DIRECTION
Each line in the entries below that holds the string "emoji" is to be listed.

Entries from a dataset
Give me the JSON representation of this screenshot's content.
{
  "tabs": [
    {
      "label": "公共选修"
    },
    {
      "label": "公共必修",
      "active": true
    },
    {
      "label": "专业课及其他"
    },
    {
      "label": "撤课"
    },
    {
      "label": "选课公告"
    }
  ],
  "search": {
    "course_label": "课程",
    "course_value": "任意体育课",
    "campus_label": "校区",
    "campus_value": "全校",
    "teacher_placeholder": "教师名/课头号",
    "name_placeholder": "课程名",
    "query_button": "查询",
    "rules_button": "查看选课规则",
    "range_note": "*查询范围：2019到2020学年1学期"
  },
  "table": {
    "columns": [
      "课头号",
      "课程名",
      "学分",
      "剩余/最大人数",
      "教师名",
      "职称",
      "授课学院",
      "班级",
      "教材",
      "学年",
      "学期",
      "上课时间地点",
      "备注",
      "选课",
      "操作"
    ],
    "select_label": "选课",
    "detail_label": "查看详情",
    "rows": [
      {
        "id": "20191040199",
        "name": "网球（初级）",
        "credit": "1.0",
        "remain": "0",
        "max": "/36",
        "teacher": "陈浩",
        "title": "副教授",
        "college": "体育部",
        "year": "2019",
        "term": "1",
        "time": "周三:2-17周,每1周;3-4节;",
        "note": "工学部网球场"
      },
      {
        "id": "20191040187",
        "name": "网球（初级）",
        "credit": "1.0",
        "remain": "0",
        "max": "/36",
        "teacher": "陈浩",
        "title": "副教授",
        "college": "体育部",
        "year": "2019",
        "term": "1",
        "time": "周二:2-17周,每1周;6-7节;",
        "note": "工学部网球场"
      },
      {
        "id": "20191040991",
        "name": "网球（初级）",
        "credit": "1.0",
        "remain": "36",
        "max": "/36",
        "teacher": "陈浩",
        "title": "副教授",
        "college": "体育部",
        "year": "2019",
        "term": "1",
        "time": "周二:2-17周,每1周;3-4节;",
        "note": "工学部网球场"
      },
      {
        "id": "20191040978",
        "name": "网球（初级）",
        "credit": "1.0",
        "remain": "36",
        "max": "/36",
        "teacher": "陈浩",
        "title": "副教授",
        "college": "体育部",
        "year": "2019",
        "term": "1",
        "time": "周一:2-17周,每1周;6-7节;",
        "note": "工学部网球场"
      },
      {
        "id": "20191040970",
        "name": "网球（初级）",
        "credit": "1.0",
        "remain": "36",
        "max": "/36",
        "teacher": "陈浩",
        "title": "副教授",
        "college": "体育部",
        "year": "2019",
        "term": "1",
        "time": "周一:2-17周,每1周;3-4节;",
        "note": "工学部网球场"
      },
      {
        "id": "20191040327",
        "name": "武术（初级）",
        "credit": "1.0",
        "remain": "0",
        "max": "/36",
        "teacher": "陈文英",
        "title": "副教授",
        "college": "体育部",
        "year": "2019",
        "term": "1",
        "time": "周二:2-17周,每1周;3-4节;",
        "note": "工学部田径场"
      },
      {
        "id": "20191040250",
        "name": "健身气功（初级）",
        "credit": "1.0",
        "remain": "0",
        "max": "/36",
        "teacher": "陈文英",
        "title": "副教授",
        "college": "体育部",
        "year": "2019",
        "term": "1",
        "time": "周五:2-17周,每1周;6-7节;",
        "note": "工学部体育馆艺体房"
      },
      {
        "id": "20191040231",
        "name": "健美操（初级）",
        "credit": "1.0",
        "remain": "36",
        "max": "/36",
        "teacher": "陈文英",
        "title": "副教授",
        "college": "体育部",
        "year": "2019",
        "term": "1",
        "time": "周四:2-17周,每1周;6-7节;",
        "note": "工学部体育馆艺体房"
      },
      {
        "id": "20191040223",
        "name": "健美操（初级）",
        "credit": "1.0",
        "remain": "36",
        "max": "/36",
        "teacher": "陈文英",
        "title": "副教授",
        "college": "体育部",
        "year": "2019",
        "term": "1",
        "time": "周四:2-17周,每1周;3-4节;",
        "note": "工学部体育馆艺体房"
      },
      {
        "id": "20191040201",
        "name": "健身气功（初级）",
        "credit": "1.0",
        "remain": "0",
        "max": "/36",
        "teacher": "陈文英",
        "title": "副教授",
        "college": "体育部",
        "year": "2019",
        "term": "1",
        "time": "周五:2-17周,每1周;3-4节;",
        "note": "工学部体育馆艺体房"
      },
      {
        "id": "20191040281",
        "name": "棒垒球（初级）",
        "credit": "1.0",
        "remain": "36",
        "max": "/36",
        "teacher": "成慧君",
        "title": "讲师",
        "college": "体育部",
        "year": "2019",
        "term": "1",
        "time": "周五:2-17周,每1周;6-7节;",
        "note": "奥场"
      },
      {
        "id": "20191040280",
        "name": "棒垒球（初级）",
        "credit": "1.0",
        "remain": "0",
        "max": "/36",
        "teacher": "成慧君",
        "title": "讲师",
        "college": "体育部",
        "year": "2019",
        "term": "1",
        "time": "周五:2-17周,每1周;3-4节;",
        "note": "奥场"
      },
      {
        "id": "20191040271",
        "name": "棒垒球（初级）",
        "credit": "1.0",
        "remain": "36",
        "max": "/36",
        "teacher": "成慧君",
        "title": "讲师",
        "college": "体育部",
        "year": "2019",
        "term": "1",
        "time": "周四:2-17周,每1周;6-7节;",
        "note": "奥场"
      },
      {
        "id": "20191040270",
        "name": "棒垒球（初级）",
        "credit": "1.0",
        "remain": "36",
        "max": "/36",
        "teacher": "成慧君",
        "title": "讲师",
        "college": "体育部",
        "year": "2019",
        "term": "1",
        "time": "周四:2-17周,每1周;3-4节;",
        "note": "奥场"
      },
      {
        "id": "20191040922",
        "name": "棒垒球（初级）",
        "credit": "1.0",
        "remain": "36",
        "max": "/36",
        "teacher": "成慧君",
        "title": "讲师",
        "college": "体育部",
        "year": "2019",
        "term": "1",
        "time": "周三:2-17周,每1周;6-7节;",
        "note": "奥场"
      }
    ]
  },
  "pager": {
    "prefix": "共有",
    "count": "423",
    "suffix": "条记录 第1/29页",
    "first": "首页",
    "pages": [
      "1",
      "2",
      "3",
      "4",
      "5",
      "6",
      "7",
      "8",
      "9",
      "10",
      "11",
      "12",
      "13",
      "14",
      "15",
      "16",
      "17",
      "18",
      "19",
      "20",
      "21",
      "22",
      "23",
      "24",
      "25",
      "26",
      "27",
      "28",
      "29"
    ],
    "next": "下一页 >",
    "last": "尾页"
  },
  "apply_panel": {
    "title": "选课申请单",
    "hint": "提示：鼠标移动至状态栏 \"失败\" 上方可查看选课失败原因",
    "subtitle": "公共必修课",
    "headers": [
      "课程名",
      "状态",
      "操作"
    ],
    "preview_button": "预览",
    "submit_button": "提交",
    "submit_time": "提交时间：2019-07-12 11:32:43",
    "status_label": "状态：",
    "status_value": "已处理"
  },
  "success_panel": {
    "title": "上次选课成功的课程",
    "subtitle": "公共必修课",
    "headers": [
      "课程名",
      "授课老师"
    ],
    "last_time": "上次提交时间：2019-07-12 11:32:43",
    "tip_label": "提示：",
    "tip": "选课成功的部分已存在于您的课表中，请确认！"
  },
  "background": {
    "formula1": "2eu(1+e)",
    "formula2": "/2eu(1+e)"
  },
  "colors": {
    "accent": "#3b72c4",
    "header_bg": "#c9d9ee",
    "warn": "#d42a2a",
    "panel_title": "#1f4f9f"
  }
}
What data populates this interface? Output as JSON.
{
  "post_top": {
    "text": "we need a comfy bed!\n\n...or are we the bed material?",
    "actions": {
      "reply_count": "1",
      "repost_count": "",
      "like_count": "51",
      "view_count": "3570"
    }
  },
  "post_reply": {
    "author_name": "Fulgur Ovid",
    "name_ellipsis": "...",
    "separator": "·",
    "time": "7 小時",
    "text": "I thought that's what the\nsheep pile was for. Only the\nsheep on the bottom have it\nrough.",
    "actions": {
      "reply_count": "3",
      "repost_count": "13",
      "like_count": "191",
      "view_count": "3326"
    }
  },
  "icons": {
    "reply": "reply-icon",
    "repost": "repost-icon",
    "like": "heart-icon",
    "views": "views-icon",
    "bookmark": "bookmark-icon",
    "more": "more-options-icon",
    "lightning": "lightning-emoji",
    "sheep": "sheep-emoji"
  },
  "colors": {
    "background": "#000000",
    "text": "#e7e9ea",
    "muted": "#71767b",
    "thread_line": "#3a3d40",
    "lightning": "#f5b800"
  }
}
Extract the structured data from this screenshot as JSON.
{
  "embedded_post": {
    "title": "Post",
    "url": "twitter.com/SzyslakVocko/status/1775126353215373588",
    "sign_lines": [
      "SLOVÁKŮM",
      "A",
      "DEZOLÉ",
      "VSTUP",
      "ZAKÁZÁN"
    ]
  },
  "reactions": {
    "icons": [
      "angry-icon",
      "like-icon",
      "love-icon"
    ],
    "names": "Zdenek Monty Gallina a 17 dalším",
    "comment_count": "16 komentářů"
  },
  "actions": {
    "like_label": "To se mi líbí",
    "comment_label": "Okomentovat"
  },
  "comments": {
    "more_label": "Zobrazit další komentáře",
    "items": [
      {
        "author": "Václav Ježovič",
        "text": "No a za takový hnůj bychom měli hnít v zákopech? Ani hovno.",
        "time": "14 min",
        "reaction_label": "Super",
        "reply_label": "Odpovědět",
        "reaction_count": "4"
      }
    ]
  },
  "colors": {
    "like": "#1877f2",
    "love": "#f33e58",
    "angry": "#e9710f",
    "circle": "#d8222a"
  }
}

FINISHED ANSWER
    "lightning": "lightning-emoji",
    "sheep": "sheep-emoji"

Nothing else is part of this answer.